Saved entries:
◆ ◆ ◆ ◆
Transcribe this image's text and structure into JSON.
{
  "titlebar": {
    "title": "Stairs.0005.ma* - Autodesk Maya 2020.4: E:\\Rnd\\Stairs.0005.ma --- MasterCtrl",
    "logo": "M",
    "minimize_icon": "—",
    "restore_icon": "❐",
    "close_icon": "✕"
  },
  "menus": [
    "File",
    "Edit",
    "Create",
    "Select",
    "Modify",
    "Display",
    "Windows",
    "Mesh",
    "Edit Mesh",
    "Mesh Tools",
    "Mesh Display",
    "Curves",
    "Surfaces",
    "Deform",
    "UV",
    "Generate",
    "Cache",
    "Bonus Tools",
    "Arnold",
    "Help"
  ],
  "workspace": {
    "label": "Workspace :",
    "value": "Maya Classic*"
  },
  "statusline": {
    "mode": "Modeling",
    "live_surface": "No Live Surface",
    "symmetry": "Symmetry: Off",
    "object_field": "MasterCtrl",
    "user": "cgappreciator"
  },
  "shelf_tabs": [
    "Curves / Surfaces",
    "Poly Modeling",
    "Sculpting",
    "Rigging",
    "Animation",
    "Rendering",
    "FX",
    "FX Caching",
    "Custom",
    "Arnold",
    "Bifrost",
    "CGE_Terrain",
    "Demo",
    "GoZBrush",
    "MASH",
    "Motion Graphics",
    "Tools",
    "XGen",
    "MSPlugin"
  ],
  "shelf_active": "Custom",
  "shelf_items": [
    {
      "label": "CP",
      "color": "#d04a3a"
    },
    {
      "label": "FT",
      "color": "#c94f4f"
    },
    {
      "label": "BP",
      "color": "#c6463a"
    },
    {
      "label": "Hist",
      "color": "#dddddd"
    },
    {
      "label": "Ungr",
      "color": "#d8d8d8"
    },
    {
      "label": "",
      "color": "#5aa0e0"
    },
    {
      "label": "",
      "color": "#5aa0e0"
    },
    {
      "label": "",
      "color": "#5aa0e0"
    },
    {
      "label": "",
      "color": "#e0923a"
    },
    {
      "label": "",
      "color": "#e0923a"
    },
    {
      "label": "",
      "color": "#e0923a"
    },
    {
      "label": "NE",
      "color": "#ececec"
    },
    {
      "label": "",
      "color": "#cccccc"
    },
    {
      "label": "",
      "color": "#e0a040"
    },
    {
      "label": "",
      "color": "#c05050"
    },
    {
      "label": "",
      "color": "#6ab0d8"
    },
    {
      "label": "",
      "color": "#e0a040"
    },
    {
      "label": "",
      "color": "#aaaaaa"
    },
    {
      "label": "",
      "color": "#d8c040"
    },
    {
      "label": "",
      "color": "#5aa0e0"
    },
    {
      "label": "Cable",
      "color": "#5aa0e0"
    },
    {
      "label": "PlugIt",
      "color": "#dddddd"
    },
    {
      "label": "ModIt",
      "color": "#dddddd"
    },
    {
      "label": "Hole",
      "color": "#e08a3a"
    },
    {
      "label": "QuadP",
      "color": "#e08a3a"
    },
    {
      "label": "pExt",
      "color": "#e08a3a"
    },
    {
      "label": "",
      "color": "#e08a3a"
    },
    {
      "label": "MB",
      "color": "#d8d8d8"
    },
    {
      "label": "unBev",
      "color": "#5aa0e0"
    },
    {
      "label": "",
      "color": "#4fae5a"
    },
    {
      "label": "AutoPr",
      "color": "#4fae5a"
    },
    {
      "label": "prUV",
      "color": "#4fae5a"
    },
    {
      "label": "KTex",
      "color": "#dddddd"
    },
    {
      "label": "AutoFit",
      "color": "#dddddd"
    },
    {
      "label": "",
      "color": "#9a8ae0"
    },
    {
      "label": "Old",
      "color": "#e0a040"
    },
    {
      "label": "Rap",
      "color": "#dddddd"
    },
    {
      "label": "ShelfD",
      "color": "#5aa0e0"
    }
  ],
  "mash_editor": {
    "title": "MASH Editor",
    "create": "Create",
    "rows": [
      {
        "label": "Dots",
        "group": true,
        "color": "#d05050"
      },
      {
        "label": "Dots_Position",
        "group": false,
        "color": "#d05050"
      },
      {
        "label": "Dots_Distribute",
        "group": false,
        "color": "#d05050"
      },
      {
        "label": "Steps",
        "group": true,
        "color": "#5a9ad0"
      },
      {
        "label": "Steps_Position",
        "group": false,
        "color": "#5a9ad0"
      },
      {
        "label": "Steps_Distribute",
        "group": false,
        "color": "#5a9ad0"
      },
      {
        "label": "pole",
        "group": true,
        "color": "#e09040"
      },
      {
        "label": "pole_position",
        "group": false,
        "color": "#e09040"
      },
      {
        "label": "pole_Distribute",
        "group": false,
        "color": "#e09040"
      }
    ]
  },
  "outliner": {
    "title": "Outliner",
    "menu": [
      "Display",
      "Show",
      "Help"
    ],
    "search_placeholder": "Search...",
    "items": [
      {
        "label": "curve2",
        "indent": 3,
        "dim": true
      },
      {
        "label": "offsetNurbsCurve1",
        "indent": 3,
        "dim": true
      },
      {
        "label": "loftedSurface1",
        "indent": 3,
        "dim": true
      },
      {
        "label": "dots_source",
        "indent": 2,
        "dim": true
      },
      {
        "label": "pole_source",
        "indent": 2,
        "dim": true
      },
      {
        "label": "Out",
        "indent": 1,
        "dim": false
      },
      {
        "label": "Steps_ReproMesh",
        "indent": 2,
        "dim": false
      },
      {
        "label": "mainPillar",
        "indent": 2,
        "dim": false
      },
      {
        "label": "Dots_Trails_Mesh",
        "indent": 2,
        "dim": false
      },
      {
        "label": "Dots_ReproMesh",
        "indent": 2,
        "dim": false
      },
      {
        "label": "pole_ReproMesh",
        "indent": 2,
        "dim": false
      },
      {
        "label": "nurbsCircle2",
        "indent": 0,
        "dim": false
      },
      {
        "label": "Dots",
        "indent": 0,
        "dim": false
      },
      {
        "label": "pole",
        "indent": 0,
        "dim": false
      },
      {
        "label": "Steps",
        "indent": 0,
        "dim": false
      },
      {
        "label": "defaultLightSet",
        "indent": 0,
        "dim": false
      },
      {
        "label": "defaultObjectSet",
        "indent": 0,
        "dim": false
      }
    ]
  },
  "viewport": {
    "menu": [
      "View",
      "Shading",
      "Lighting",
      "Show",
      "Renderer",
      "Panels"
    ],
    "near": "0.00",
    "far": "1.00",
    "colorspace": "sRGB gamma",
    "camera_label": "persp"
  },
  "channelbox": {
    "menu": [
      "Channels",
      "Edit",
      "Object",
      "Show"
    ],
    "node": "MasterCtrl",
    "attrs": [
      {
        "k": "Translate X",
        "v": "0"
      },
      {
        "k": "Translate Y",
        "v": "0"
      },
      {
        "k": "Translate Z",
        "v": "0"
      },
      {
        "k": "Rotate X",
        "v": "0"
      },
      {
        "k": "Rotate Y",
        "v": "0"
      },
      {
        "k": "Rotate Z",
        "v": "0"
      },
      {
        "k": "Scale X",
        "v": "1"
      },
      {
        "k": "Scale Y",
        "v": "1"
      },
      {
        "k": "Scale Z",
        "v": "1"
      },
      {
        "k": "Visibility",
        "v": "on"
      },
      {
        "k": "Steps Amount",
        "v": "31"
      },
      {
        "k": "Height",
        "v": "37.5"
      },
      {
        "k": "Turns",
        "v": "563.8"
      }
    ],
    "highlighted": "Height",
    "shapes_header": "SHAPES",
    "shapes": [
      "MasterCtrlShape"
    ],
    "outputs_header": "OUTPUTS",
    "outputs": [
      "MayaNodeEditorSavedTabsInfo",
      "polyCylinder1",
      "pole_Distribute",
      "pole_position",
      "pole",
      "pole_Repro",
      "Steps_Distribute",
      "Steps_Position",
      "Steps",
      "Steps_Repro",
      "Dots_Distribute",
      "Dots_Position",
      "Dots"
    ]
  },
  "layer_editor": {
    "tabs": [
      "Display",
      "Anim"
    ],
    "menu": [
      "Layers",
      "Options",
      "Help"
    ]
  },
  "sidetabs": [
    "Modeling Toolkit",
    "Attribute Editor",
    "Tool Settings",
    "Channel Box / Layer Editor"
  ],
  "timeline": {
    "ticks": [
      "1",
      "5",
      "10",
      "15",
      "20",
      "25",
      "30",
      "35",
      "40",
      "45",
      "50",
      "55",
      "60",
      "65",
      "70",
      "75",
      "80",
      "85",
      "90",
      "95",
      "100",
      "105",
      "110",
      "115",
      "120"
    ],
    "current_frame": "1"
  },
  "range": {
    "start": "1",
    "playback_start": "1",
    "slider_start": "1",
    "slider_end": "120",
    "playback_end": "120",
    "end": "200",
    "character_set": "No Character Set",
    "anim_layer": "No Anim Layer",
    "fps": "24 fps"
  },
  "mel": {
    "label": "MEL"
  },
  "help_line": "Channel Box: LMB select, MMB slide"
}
◆ ◆ ◆ ◆
### Instruction:
Copy out each line in the preceding records that contains "Translate".

### Exercise result:
        "k": "Translate X",
        "k": "Translate Y",
        "k": "Translate Z",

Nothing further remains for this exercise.